#### [What this task involves]
All records must be quoted exactly. Omit the pictures.

#### [Given information]
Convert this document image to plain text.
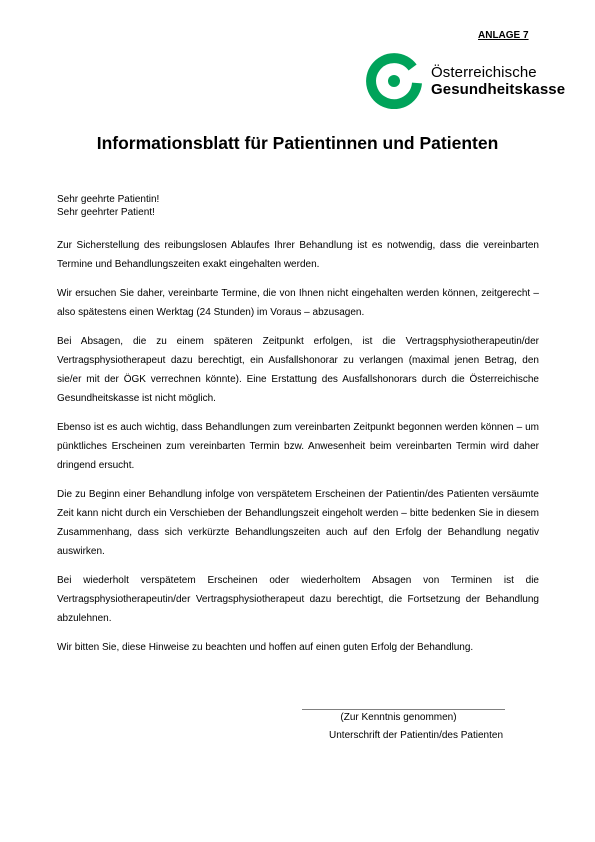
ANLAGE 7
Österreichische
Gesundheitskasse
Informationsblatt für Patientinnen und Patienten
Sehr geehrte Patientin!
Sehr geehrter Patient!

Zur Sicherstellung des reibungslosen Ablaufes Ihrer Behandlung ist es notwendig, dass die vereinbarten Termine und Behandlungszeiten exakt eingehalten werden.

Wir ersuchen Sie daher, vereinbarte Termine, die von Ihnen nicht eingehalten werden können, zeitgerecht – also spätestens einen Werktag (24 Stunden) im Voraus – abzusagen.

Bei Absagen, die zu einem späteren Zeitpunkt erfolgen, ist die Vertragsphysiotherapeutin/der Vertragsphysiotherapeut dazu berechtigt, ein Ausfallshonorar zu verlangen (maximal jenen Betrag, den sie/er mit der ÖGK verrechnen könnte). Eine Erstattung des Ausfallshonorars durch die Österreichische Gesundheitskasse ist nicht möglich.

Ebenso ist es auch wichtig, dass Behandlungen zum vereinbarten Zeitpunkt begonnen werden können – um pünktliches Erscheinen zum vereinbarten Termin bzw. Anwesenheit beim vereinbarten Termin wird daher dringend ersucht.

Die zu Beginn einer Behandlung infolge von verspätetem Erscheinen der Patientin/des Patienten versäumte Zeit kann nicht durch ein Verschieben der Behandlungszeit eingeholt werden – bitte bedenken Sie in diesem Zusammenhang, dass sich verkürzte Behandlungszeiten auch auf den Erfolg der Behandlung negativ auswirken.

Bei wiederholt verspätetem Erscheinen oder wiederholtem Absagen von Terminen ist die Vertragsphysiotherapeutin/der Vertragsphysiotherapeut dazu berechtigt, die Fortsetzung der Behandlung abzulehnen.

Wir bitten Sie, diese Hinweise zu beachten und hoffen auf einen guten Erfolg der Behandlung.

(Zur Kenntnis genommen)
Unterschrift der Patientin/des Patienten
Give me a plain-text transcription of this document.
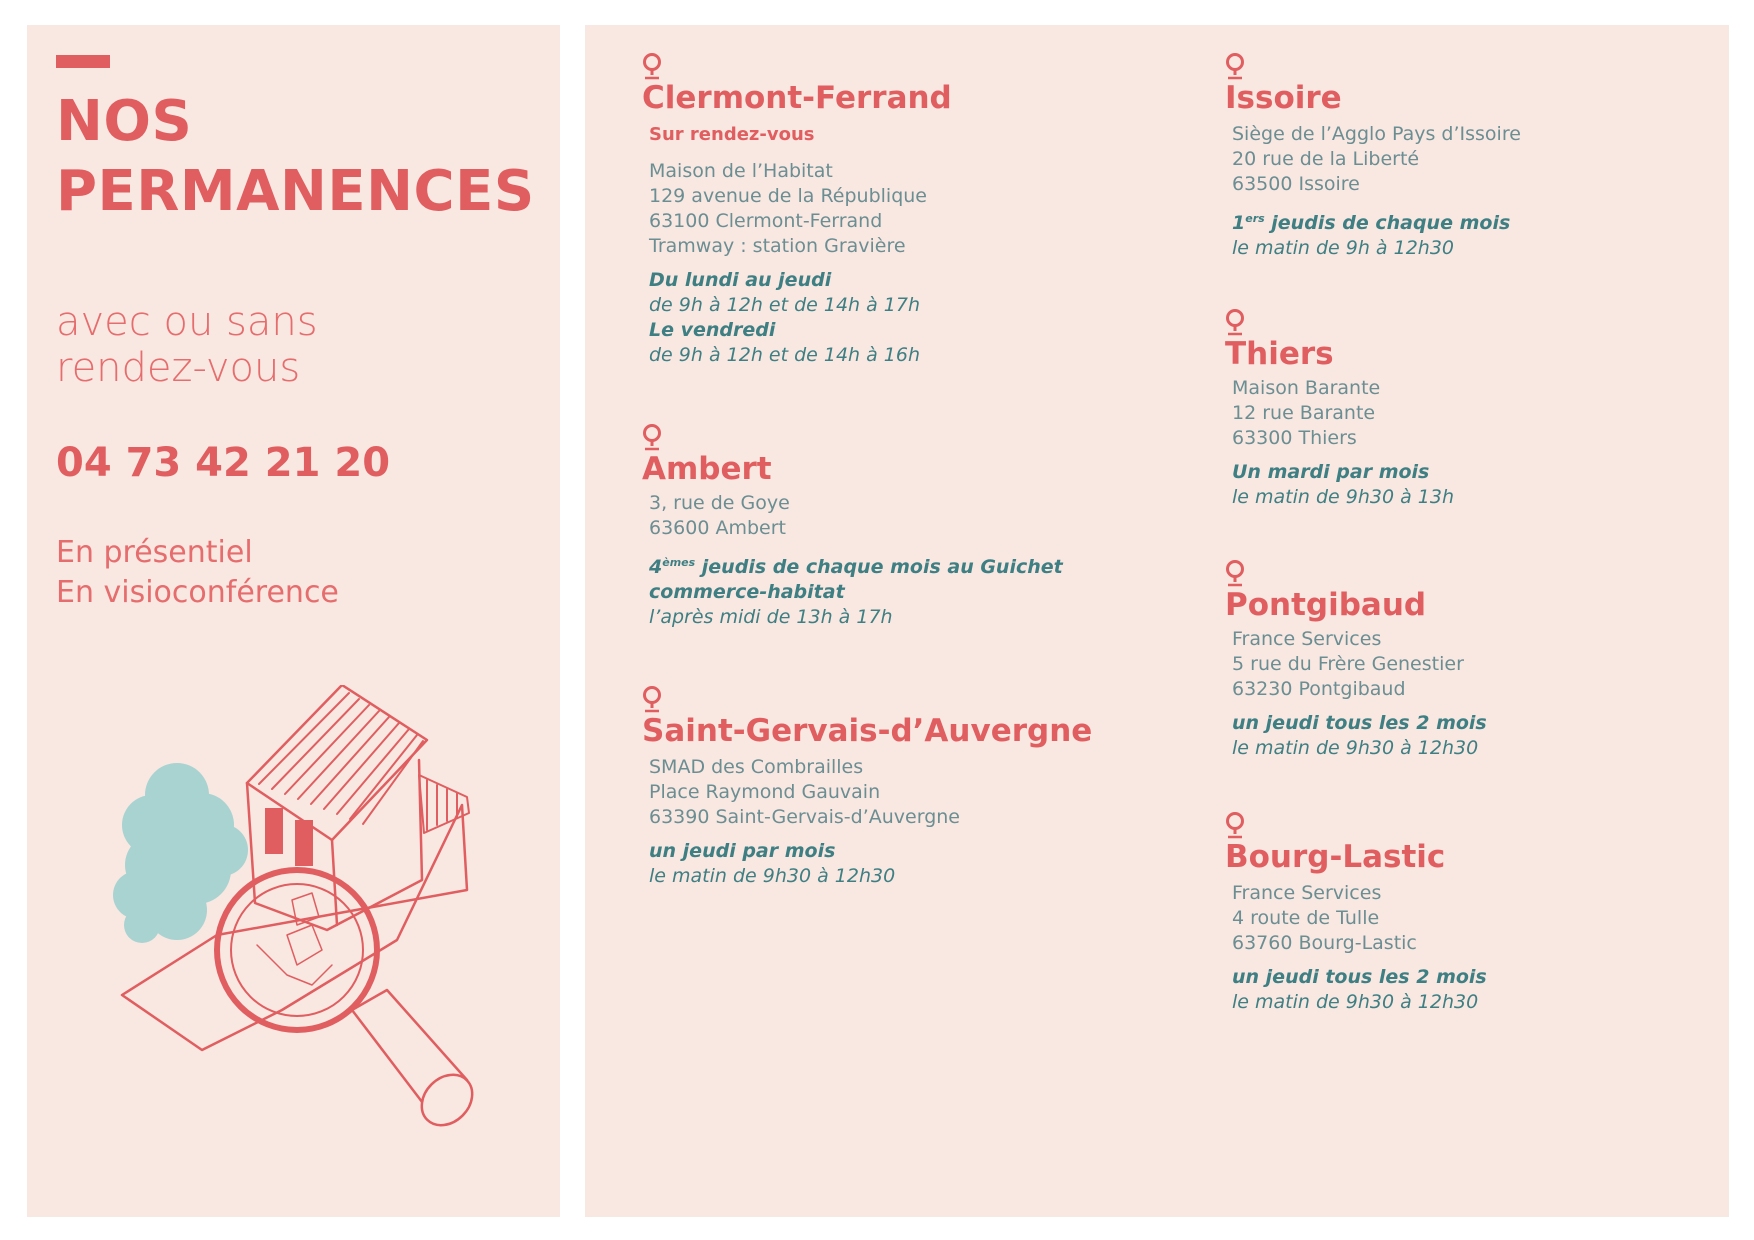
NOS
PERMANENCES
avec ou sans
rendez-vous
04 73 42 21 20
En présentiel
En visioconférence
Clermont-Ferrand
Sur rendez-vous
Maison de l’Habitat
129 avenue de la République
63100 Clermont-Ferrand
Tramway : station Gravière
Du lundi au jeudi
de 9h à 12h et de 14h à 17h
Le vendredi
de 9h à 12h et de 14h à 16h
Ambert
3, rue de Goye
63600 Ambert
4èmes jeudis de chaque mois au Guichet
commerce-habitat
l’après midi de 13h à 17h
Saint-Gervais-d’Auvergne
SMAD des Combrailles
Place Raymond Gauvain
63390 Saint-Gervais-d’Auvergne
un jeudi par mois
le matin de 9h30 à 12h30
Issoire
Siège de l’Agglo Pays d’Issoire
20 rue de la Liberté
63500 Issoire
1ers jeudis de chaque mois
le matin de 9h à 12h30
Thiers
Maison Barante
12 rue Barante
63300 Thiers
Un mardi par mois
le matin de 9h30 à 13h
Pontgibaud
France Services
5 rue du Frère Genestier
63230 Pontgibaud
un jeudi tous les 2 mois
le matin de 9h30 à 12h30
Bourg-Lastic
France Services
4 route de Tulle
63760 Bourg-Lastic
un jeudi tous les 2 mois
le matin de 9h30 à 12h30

#### [Solution for this exercise]
Convert this document image to plain text.
ANLAGE 7
Österreichische
Gesundheitskasse
Informationsblatt für Patientinnen und Patienten
Sehr geehrte Patientin!
Sehr geehrter Patient!

Zur Sicherstellung des reibungslosen Ablaufes Ihrer Behandlung ist es notwendig, dass die vereinbarten Termine und Behandlungszeiten exakt eingehalten werden.

Wir ersuchen Sie daher, vereinbarte Termine, die von Ihnen nicht eingehalten werden können, zeitgerecht – also spätestens einen Werktag (24 Stunden) im Voraus – abzusagen.

Bei Absagen, die zu einem späteren Zeitpunkt erfolgen, ist die Vertragsphysiotherapeutin/der Vertragsphysiotherapeut dazu berechtigt, ein Ausfallshonorar zu verlangen (maximal jenen Betrag, den sie/er mit der ÖGK verrechnen könnte). Eine Erstattung des Ausfallshonorars durch die Österreichische Gesundheitskasse ist nicht möglich.

Ebenso ist es auch wichtig, dass Behandlungen zum vereinbarten Zeitpunkt begonnen werden können – um pünktliches Erscheinen zum vereinbarten Termin bzw. Anwesenheit beim vereinbarten Termin wird daher dringend ersucht.

Die zu Beginn einer Behandlung infolge von verspätetem Erscheinen der Patientin/des Patienten versäumte Zeit kann nicht durch ein Verschieben der Behandlungszeit eingeholt werden – bitte bedenken Sie in diesem Zusammenhang, dass sich verkürzte Behandlungszeiten auch auf den Erfolg der Behandlung negativ auswirken.

Bei wiederholt verspätetem Erscheinen oder wiederholtem Absagen von Terminen ist die Vertragsphysiotherapeutin/der Vertragsphysiotherapeut dazu berechtigt, die Fortsetzung der Behandlung abzulehnen.

Wir bitten Sie, diese Hinweise zu beachten und hoffen auf einen guten Erfolg der Behandlung.

(Zur Kenntnis genommen)
Unterschrift der Patientin/des Patienten
Give me a plain-text transcription of this document.
NOS
PERMANENCES
avec ou sans
rendez-vous
04 73 42 21 20
En présentiel
En visioconférence
Clermont-Ferrand
Sur rendez-vous
Maison de l’Habitat
129 avenue de la République
63100 Clermont-Ferrand
Tramway : station Gravière
Du lundi au jeudi
de 9h à 12h et de 14h à 17h
Le vendredi
de 9h à 12h et de 14h à 16h
Ambert
3, rue de Goye
63600 Ambert
4èmes jeudis de chaque mois au Guichet
commerce-habitat
l’après midi de 13h à 17h
Saint-Gervais-d’Auvergne
SMAD des Combrailles
Place Raymond Gauvain
63390 Saint-Gervais-d’Auvergne
un jeudi par mois
le matin de 9h30 à 12h30
Issoire
Siège de l’Agglo Pays d’Issoire
20 rue de la Liberté
63500 Issoire
1ers jeudis de chaque mois
le matin de 9h à 12h30
Thiers
Maison Barante
12 rue Barante
63300 Thiers
Un mardi par mois
le matin de 9h30 à 13h
Pontgibaud
France Services
5 rue du Frère Genestier
63230 Pontgibaud
un jeudi tous les 2 mois
le matin de 9h30 à 12h30
Bourg-Lastic
France Services
4 route de Tulle
63760 Bourg-Lastic
un jeudi tous les 2 mois
le matin de 9h30 à 12h30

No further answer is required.